## Work to do
Write out the material exactly, with the pictures left out.

***

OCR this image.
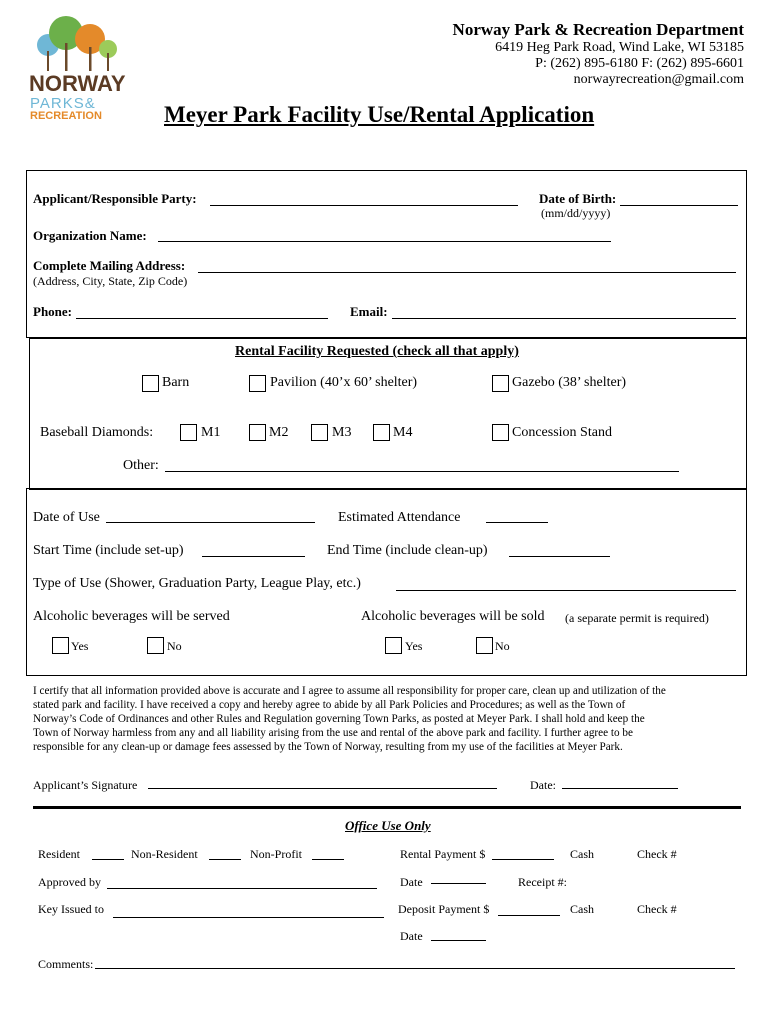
NORWAY
PARKS&
RECREATION
Norway Park & Recreation Department
6419 Heg Park Road, Wind Lake, WI 53185
P: (262) 895-6180 F: (262) 895-6601
norwayrecreation@gmail.com
Meyer Park Facility Use/Rental Application
Applicant/Responsible Party:	Date of Birth:
(mm/dd/yyyy)
Organization Name:
Complete Mailing Address:
(Address, City, State, Zip Code)
Phone:	Email:
Rental Facility Requested (check all that apply)
Barn	Pavilion (40’x 60’ shelter)	Gazebo (38’ shelter)
Baseball Diamonds:	M1	M2	M3	M4	Concession Stand
Other:
Date of Use	Estimated Attendance
Start Time (include set-up)	End Time (include clean-up)
Type of Use (Shower, Graduation Party, League Play, etc.)
Alcoholic beverages will be served	Alcoholic beverages will be sold (a separate permit is required)
Yes	No	Yes	No
I certify that all information provided above is accurate and I agree to assume all responsibility for proper care, clean up and utilization of the
stated park and facility. I have received a copy and hereby agree to abide by all Park Policies and Procedures; as well as the Town of
Norway’s Code of Ordinances and other Rules and Regulation governing Town Parks, as posted at Meyer Park. I shall hold and keep the
Town of Norway harmless from any and all liability arising from the use and rental of the above park and facility. I further agree to be
responsible for any clean-up or damage fees assessed by the Town of Norway, resulting from my use of the facilities at Meyer Park.
Applicant’s Signature	Date:
Office Use Only
Resident	Non-Resident	Non-Profit	Rental Payment $	Cash	Check #
Approved by	Date	Receipt #:
Key Issued to	Deposit Payment $	Cash	Check #
Date
Comments:
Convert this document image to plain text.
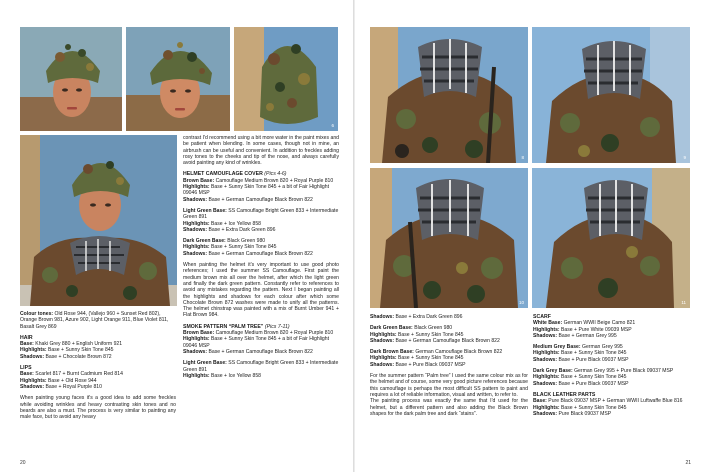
6

Colour tones: Old Rose 944, (Vallejo 960 + Sunset Red 802), Orange Brown 981, Azure 902, Light Orange 911, Blue Violet 811, Basalt Grey 869

HAIR
Base: Khaki Grey 880 + English Uniform 921
Highlights: Base + Sunny Skin Tone 845
Shadows: Base + Chocolate Brown 872
LIPS
Base: Scarlet 817 + Burnt Cadmium Red 814
Highlights: Base + Old Rose 944
Shadows: Base + Royal Purple 810

When painting young faces it's a good idea to add some freckles while avoiding wrinkles and heavy contrasting skin tones and no beards are also a must. The process is very similar to painting any male face, but to avoid any heavy

contrast I'd recommend using a bit more water in the paint mixes and be patient when blending. In some cases, though not in mine, an airbrush can be useful and convenient. In addition to freckles adding rosy tones to the cheeks and tip of the nose, and always carefully avoid painting any kind of wrinkles.

HELMET CAMOUFLAGE COVER (Pics 4-6)
Brown Base: Camouflage Medium Brown 820 + Royal Purple 810
Highlights: Base + Sunny Skin Tone 845 + a bit of Fair Highlight 09046 MSP
Shadows: Base + German Camouflage Black Brown 822
Light Green Base: SS Camouflage Bright Green 833 + Intermediate Green 891
Highlights: Base + Ice Yellow 858
Shadows: Base + Extra Dark Green 896
Dark Green Base: Black Green 980
Highlights: Base + Sunny Skin Tone 845
Shadows: Base + German Camouflage Black Brown 822

When painting the helmet it's very important to use good photo references; I used the summer SS Camouflage. First paint the medium brown mix all over the helmet, after which the light green and finally the dark green pattern. Constantly refer to references to avoid any mistakes regarding the pattern. Next I began painting all the highlights and shadows for each colour after which some Chocolate Brown 872 washes were made to unify all the patterns. The helmet chinstrap was painted with a mix of Burnt Umber 941 + Flat Brown 984.

SMOKE PATTERN “PALM TREE” (Pics 7-11)
Brown Base: Camouflage Medium Brown 820 + Royal Purple 810
Highlights: Base + Sunny Skin Tone 845 + a bit of Fair Highlight 09046 MSP
Shadows: Base + German Camouflage Black Brown 822
Light Green Base: SS Camouflage Bright Green 833 + Intermediate Green 891
Highlights: Base + Ice Yellow 858
20
8	9
10	11
Shadows: Base + Extra Dark Green 896
Dark Green Base: Black Green 980
Highlights: Base + Sunny Skin Tone 845
Shadows: Base + German Camouflage Black Brown 822
Dark Brown Base: German Camouflage Black Brown 822
Highlights: Base + Sunny Skin Tone 845
Shadows: Base + Pure Black 09037 MSP

For the summer pattern “Palm tree” I used the same colour mix as for the helmet and of course, some very good picture references because this camouflage is perhaps the most difficult SS pattern to paint and requires a lot of reliable information, visual and written, to refer to.

The painting process was exactly the same that I'd used for the helmet, but a different pattern and also adding the Black Brown shapes for the dark palm tree and dark “stains”.

SCARF
White Base: German WWII Beige Camo 821
Highlights: Base + Pure White 09039 MSP
Shadows: Base + German Grey 995
Medium Grey Base: German Grey 995
Highlights: Base + Sunny Skin Tone 845
Shadows: Base + Pure Black 09037 MSP
Dark Grey Base: German Grey 995 + Pure Black 09037 MSP
Highlights: Base + Sunny Skin Tone 845
Shadows: Base + Pure Black 09037 MSP
BLACK LEATHER PARTS
Base: Pure Black 09037 MSP + German WWII Luftwaffe Blue 816
Highlights: Base + Sunny Skin Tone 845
Shadows: Pure Black 09037 MSP
21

***

## Solution for this problem
OCR this image.
NORWAY
PARKS&
RECREATION
Norway Park & Recreation Department
6419 Heg Park Road, Wind Lake, WI 53185
P: (262) 895-6180 F: (262) 895-6601
norwayrecreation@gmail.com
Meyer Park Facility Use/Rental Application
Applicant/Responsible Party:	Date of Birth:
(mm/dd/yyyy)
Organization Name:
Complete Mailing Address:
(Address, City, State, Zip Code)
Phone:	Email:
Rental Facility Requested (check all that apply)
Barn	Pavilion (40’x 60’ shelter)	Gazebo (38’ shelter)
Baseball Diamonds:	M1	M2	M3	M4	Concession Stand
Other:
Date of Use	Estimated Attendance
Start Time (include set-up)	End Time (include clean-up)
Type of Use (Shower, Graduation Party, League Play, etc.)
Alcoholic beverages will be served	Alcoholic beverages will be sold (a separate permit is required)
Yes	No	Yes	No
I certify that all information provided above is accurate and I agree to assume all responsibility for proper care, clean up and utilization of the
stated park and facility. I have received a copy and hereby agree to abide by all Park Policies and Procedures; as well as the Town of
Norway’s Code of Ordinances and other Rules and Regulation governing Town Parks, as posted at Meyer Park. I shall hold and keep the
Town of Norway harmless from any and all liability arising from the use and rental of the above park and facility. I further agree to be
responsible for any clean-up or damage fees assessed by the Town of Norway, resulting from my use of the facilities at Meyer Park.
Applicant’s Signature	Date:
Office Use Only
Resident	Non-Resident	Non-Profit	Rental Payment $	Cash	Check #
Approved by	Date	Receipt #:
Key Issued to	Deposit Payment $	Cash	Check #
Date
Comments:
Convert this document image to plain text.
6

Colour tones: Old Rose 944, (Vallejo 960 + Sunset Red 802), Orange Brown 981, Azure 902, Light Orange 911, Blue Violet 811, Basalt Grey 869

HAIR
Base: Khaki Grey 880 + English Uniform 921
Highlights: Base + Sunny Skin Tone 845
Shadows: Base + Chocolate Brown 872
LIPS
Base: Scarlet 817 + Burnt Cadmium Red 814
Highlights: Base + Old Rose 944
Shadows: Base + Royal Purple 810

When painting young faces it's a good idea to add some freckles while avoiding wrinkles and heavy contrasting skin tones and no beards are also a must. The process is very similar to painting any male face, but to avoid any heavy

contrast I'd recommend using a bit more water in the paint mixes and be patient when blending. In some cases, though not in mine, an airbrush can be useful and convenient. In addition to freckles adding rosy tones to the cheeks and tip of the nose, and always carefully avoid painting any kind of wrinkles.

HELMET CAMOUFLAGE COVER (Pics 4-6)
Brown Base: Camouflage Medium Brown 820 + Royal Purple 810
Highlights: Base + Sunny Skin Tone 845 + a bit of Fair Highlight 09046 MSP
Shadows: Base + German Camouflage Black Brown 822
Light Green Base: SS Camouflage Bright Green 833 + Intermediate Green 891
Highlights: Base + Ice Yellow 858
Shadows: Base + Extra Dark Green 896
Dark Green Base: Black Green 980
Highlights: Base + Sunny Skin Tone 845
Shadows: Base + German Camouflage Black Brown 822

When painting the helmet it's very important to use good photo references; I used the summer SS Camouflage. First paint the medium brown mix all over the helmet, after which the light green and finally the dark green pattern. Constantly refer to references to avoid any mistakes regarding the pattern. Next I began painting all the highlights and shadows for each colour after which some Chocolate Brown 872 washes were made to unify all the patterns. The helmet chinstrap was painted with a mix of Burnt Umber 941 + Flat Brown 984.

SMOKE PATTERN “PALM TREE” (Pics 7-11)
Brown Base: Camouflage Medium Brown 820 + Royal Purple 810
Highlights: Base + Sunny Skin Tone 845 + a bit of Fair Highlight 09046 MSP
Shadows: Base + German Camouflage Black Brown 822
Light Green Base: SS Camouflage Bright Green 833 + Intermediate Green 891
Highlights: Base + Ice Yellow 858
20
8	9
10	11
Shadows: Base + Extra Dark Green 896
Dark Green Base: Black Green 980
Highlights: Base + Sunny Skin Tone 845
Shadows: Base + German Camouflage Black Brown 822
Dark Brown Base: German Camouflage Black Brown 822
Highlights: Base + Sunny Skin Tone 845
Shadows: Base + Pure Black 09037 MSP

For the summer pattern “Palm tree” I used the same colour mix as for the helmet and of course, some very good picture references because this camouflage is perhaps the most difficult SS pattern to paint and requires a lot of reliable information, visual and written, to refer to.

The painting process was exactly the same that I'd used for the helmet, but a different pattern and also adding the Black Brown shapes for the dark palm tree and dark “stains”.

SCARF
White Base: German WWII Beige Camo 821
Highlights: Base + Pure White 09039 MSP
Shadows: Base + German Grey 995
Medium Grey Base: German Grey 995
Highlights: Base + Sunny Skin Tone 845
Shadows: Base + Pure Black 09037 MSP
Dark Grey Base: German Grey 995 + Pure Black 09037 MSP
Highlights: Base + Sunny Skin Tone 845
Shadows: Base + Pure Black 09037 MSP
BLACK LEATHER PARTS
Base: Pure Black 09037 MSP + German WWII Luftwaffe Blue 816
Highlights: Base + Sunny Skin Tone 845
Shadows: Pure Black 09037 MSP
21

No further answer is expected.